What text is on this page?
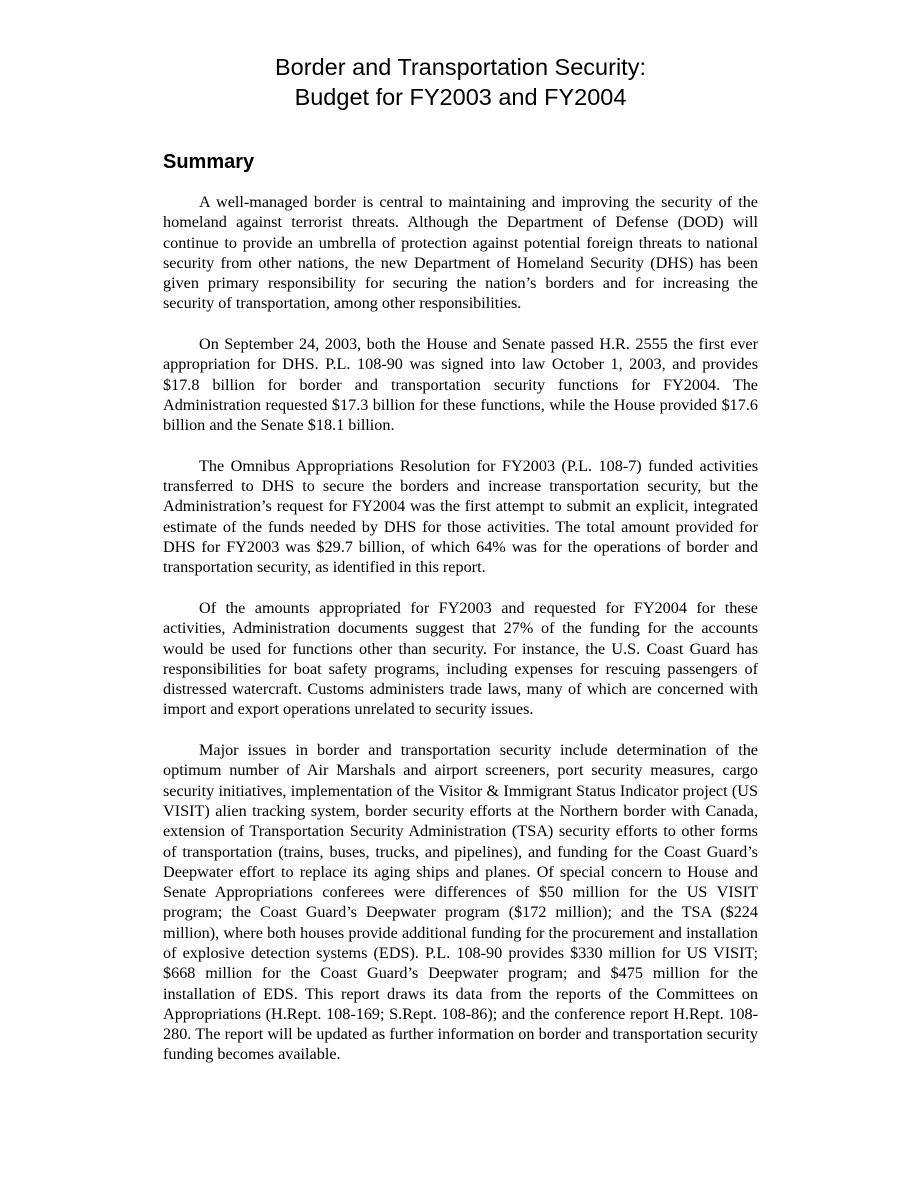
Border and Transportation Security:
Budget for FY2003 and FY2004
Summary

A well-managed border is central to maintaining and improving the security of the homeland against terrorist threats. Although the Department of Defense (DOD) will continue to provide an umbrella of protection against potential foreign threats to national security from other nations, the new Department of Homeland Security (DHS) has been given primary responsibility for securing the nation’s borders and for increasing the security of transportation, among other responsibilities.

On September 24, 2003, both the House and Senate passed H.R. 2555 the first ever appropriation for DHS. P.L. 108-90 was signed into law October 1, 2003, and provides $17.8 billion for border and transportation security functions for FY2004. The Administration requested $17.3 billion for these functions, while the House provided $17.6 billion and the Senate $18.1 billion.

The Omnibus Appropriations Resolution for FY2003 (P.L. 108-7) funded activities transferred to DHS to secure the borders and increase transportation security, but the Administration’s request for FY2004 was the first attempt to submit an explicit, integrated estimate of the funds needed by DHS for those activities. The total amount provided for DHS for FY2003 was $29.7 billion, of which 64% was for the operations of border and transportation security, as identified in this report.

Of the amounts appropriated for FY2003 and requested for FY2004 for these activities, Administration documents suggest that 27% of the funding for the accounts would be used for functions other than security. For instance, the U.S. Coast Guard has responsibilities for boat safety programs, including expenses for rescuing passengers of distressed watercraft. Customs administers trade laws, many of which are concerned with import and export operations unrelated to security issues.

Major issues in border and transportation security include determination of the optimum number of Air Marshals and airport screeners, port security measures, cargo security initiatives, implementation of the Visitor & Immigrant Status Indicator project (US VISIT) alien tracking system, border security efforts at the Northern border with Canada, extension of Transportation Security Administration (TSA) security efforts to other forms of transportation (trains, buses, trucks, and pipelines), and funding for the Coast Guard’s Deepwater effort to replace its aging ships and planes. Of special concern to House and Senate Appropriations conferees were differences of $50 million for the US VISIT program; the Coast Guard’s Deepwater program ($172 million); and the TSA ($224 million), where both houses provide additional funding for the procurement and installation of explosive detection systems (EDS). P.L. 108-90 provides $330 million for US VISIT; $668 million for the Coast Guard’s Deepwater program; and $475 million for the installation of EDS. This report draws its data from the reports of the Committees on Appropriations (H.Rept. 108-169; S.Rept. 108-86); and the conference report H.Rept. 108-280. The report will be updated as further information on border and transportation security funding becomes available.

_Exercise instructions:_
All of the material above should be reproduced exactly, except the pictures.

_Complete response:_
What text is on this page?
Border and Transportation Security:
Budget for FY2003 and FY2004
Summary

A well-managed border is central to maintaining and improving the security of the homeland against terrorist threats. Although the Department of Defense (DOD) will continue to provide an umbrella of protection against potential foreign threats to national security from other nations, the new Department of Homeland Security (DHS) has been given primary responsibility for securing the nation’s borders and for increasing the security of transportation, among other responsibilities.

On September 24, 2003, both the House and Senate passed H.R. 2555 the first ever appropriation for DHS. P.L. 108-90 was signed into law October 1, 2003, and provides $17.8 billion for border and transportation security functions for FY2004. The Administration requested $17.3 billion for these functions, while the House provided $17.6 billion and the Senate $18.1 billion.

The Omnibus Appropriations Resolution for FY2003 (P.L. 108-7) funded activities transferred to DHS to secure the borders and increase transportation security, but the Administration’s request for FY2004 was the first attempt to submit an explicit, integrated estimate of the funds needed by DHS for those activities. The total amount provided for DHS for FY2003 was $29.7 billion, of which 64% was for the operations of border and transportation security, as identified in this report.

Of the amounts appropriated for FY2003 and requested for FY2004 for these activities, Administration documents suggest that 27% of the funding for the accounts would be used for functions other than security. For instance, the U.S. Coast Guard has responsibilities for boat safety programs, including expenses for rescuing passengers of distressed watercraft. Customs administers trade laws, many of which are concerned with import and export operations unrelated to security issues.

Major issues in border and transportation security include determination of the optimum number of Air Marshals and airport screeners, port security measures, cargo security initiatives, implementation of the Visitor & Immigrant Status Indicator project (US VISIT) alien tracking system, border security efforts at the Northern border with Canada, extension of Transportation Security Administration (TSA) security efforts to other forms of transportation (trains, buses, trucks, and pipelines), and funding for the Coast Guard’s Deepwater effort to replace its aging ships and planes. Of special concern to House and Senate Appropriations conferees were differences of $50 million for the US VISIT program; the Coast Guard’s Deepwater program ($172 million); and the TSA ($224 million), where both houses provide additional funding for the procurement and installation of explosive detection systems (EDS). P.L. 108-90 provides $330 million for US VISIT; $668 million for the Coast Guard’s Deepwater program; and $475 million for the installation of EDS. This report draws its data from the reports of the Committees on Appropriations (H.Rept. 108-169; S.Rept. 108-86); and the conference report H.Rept. 108-280. The report will be updated as further information on border and transportation security funding becomes available.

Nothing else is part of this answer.